_Task instructions:_
Repeat the material exactly as it appears.

_Input data:_
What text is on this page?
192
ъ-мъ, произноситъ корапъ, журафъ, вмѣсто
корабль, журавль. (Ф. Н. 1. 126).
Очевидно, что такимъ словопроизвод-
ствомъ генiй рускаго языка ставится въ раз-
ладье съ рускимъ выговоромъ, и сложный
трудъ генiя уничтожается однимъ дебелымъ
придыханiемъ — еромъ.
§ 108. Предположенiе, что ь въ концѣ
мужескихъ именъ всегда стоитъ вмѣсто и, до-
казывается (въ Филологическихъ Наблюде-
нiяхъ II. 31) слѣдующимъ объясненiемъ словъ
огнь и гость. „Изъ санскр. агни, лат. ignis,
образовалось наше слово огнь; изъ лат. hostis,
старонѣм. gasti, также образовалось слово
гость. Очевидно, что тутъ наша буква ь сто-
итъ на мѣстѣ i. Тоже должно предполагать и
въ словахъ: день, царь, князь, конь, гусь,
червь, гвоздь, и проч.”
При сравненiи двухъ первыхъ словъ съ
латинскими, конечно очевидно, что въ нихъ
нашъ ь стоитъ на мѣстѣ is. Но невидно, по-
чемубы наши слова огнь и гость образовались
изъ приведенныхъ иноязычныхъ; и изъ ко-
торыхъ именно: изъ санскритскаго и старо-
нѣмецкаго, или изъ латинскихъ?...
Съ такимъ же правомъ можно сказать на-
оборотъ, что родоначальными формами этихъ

_Final result:_
What text is on this page?
192
ъ-мъ, произноситъ корапъ, журафъ, вмѣсто
корабль, журавль. (Ф. Н. 1. 126).
Очевидно, что такимъ словопроизвод-
ствомъ генiй рускаго языка ставится въ раз-
ладье съ рускимъ выговоромъ, и сложный
трудъ генiя уничтожается однимъ дебелымъ
придыханiемъ — еромъ.
§ 108. Предположенiе, что ь въ концѣ
мужескихъ именъ всегда стоитъ вмѣсто и, до-
казывается (въ Филологическихъ Наблюде-
нiяхъ II. 31) слѣдующимъ объясненiемъ словъ
огнь и гость. „Изъ санскр. агни, лат. ignis,
образовалось наше слово огнь; изъ лат. hostis,
старонѣм. gasti, также образовалось слово
гость. Очевидно, что тутъ наша буква ь сто-
итъ на мѣстѣ i. Тоже должно предполагать и
въ словахъ: день, царь, князь, конь, гусь,
червь, гвоздь, и проч.”
При сравненiи двухъ первыхъ словъ съ
латинскими, конечно очевидно, что въ нихъ
нашъ ь стоитъ на мѣстѣ is. Но невидно, по-
чемубы наши слова огнь и гость образовались
изъ приведенныхъ иноязычныхъ; и изъ ко-
торыхъ именно: изъ санскритскаго и старо-
нѣмецкаго, или изъ латинскихъ?...
Съ такимъ же правомъ можно сказать на-
оборотъ, что родоначальными формами этихъ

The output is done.